● Do this
Copy the data below exactly.

● Material for the task
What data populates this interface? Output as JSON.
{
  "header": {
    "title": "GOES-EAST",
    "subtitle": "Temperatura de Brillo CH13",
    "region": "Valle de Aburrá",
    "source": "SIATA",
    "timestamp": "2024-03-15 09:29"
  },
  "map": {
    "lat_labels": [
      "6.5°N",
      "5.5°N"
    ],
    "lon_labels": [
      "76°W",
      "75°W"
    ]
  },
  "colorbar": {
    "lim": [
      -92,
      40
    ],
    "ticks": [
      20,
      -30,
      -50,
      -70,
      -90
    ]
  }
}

● Task output
What data populates this interface? Output as JSON.
{
  "header": {
    "title": "GOES-EAST",
    "subtitle": "Temperatura de Brillo CH13",
    "region": "Valle de Aburrá",
    "source": "SIATA",
    "timestamp": "2024-03-15 09:29"
  },
  "map": {
    "lat_labels": [
      "6.5°N",
      "5.5°N"
    ],
    "lon_labels": [
      "76°W",
      "75°W"
    ]
  },
  "colorbar": {
    "lim": [
      -92,
      40
    ],
    "ticks": [
      20,
      -30,
      -50,
      -70,
      -90
    ]
  }
}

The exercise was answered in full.